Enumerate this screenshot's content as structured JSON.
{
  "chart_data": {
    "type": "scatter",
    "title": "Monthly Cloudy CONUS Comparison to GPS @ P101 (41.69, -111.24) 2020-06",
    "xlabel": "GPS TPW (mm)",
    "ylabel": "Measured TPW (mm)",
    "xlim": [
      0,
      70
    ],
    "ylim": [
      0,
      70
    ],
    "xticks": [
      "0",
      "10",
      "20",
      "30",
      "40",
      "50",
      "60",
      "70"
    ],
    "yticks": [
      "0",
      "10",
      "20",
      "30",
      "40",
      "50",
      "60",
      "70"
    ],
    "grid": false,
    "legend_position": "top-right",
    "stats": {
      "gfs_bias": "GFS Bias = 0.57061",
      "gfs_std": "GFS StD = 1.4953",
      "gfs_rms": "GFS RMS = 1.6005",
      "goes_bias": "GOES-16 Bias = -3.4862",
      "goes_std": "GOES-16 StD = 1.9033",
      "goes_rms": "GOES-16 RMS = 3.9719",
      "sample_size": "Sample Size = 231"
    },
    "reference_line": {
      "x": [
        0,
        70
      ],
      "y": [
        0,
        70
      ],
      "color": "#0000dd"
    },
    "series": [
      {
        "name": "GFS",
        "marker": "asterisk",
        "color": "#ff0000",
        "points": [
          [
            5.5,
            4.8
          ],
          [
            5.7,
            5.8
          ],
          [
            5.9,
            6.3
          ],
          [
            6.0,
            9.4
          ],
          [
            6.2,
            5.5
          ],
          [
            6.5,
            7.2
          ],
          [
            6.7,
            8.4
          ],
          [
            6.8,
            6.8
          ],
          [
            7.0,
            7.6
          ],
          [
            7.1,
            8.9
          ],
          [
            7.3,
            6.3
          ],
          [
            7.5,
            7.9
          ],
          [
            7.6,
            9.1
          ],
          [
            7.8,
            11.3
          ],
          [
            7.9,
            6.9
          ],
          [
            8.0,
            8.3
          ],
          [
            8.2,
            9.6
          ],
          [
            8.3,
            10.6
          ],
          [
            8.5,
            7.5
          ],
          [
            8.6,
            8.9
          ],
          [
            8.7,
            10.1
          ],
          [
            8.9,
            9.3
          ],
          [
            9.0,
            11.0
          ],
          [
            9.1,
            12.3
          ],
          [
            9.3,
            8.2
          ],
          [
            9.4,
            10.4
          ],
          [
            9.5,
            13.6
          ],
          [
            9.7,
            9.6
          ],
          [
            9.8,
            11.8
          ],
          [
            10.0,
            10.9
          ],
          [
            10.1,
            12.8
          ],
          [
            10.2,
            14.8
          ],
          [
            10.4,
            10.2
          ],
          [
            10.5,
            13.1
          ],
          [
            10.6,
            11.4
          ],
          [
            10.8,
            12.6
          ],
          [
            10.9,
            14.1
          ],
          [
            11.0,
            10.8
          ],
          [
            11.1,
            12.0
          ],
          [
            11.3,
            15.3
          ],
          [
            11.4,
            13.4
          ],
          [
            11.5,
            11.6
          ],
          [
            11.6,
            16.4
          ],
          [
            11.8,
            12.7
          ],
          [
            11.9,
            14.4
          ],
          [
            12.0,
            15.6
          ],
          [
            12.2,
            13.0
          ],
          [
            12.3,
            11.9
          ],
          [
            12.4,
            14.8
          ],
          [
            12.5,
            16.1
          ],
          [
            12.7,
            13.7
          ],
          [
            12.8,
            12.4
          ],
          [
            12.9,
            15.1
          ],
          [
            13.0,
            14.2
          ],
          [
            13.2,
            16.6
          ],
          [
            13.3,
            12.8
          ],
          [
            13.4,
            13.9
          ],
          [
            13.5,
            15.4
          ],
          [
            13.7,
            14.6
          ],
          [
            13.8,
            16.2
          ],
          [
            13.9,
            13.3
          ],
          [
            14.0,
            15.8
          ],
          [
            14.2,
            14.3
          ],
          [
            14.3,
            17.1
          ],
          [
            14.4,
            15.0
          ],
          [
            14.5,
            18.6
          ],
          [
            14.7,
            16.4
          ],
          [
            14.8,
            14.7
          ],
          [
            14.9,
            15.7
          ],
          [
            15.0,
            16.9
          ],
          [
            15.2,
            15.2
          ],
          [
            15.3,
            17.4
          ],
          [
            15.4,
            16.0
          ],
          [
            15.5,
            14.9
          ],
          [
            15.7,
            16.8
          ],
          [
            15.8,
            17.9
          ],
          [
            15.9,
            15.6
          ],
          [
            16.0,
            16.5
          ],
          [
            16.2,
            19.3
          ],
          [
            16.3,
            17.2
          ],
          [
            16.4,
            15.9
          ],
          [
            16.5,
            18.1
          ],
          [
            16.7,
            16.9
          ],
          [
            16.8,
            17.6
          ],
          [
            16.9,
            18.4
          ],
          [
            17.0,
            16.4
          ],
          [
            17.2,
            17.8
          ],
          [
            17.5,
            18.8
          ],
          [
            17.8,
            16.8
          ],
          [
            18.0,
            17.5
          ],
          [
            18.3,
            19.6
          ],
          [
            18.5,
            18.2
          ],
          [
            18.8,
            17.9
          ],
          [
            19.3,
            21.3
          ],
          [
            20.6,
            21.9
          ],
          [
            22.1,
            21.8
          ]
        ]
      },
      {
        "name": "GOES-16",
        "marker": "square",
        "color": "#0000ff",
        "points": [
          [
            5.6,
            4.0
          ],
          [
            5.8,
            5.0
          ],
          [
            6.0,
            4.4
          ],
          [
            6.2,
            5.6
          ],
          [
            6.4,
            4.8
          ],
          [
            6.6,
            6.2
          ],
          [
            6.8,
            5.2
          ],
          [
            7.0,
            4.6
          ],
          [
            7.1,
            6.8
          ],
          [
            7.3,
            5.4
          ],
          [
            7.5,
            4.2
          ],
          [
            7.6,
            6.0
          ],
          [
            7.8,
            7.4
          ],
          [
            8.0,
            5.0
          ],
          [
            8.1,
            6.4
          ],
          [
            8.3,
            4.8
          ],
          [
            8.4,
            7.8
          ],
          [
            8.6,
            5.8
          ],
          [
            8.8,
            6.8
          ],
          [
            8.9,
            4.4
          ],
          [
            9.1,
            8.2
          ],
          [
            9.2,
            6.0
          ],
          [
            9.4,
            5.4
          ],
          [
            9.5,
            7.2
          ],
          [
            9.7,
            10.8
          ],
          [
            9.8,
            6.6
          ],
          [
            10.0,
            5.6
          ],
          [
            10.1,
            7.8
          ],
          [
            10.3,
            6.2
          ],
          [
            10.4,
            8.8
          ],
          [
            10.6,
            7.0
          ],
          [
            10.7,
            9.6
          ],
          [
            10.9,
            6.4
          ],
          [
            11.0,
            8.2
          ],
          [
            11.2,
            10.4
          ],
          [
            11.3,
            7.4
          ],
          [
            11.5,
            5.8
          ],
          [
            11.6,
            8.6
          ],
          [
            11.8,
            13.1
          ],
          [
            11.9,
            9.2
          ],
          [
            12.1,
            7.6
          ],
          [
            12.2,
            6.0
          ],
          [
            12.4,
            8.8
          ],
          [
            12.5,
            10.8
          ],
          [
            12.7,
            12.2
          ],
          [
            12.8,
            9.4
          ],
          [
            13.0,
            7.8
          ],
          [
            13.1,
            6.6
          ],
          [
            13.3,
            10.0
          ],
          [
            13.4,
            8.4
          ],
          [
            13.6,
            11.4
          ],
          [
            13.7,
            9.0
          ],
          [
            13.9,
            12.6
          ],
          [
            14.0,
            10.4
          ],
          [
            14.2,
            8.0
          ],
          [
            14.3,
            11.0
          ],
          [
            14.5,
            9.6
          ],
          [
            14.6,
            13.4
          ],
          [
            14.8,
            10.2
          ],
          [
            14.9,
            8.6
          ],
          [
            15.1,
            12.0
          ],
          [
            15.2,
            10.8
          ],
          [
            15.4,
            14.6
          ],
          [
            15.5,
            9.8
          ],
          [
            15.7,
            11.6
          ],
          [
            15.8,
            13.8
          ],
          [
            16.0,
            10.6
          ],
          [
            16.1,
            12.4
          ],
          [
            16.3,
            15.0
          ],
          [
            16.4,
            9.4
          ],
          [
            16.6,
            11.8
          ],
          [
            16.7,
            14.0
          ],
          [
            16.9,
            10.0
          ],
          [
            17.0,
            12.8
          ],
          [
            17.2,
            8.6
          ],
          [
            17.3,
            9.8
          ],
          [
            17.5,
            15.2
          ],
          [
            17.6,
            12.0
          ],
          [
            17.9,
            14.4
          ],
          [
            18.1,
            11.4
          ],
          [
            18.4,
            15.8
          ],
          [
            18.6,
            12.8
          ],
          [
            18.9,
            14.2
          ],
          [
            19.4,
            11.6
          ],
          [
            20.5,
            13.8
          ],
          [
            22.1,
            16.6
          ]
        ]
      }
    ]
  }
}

▬▬▬▬▬▬▬▬▬▬

*EXERCISE AIM:* Examine the data above and state how many of its lines contain the word "color", with no further remarks.

*FULL RESPONSE:* 3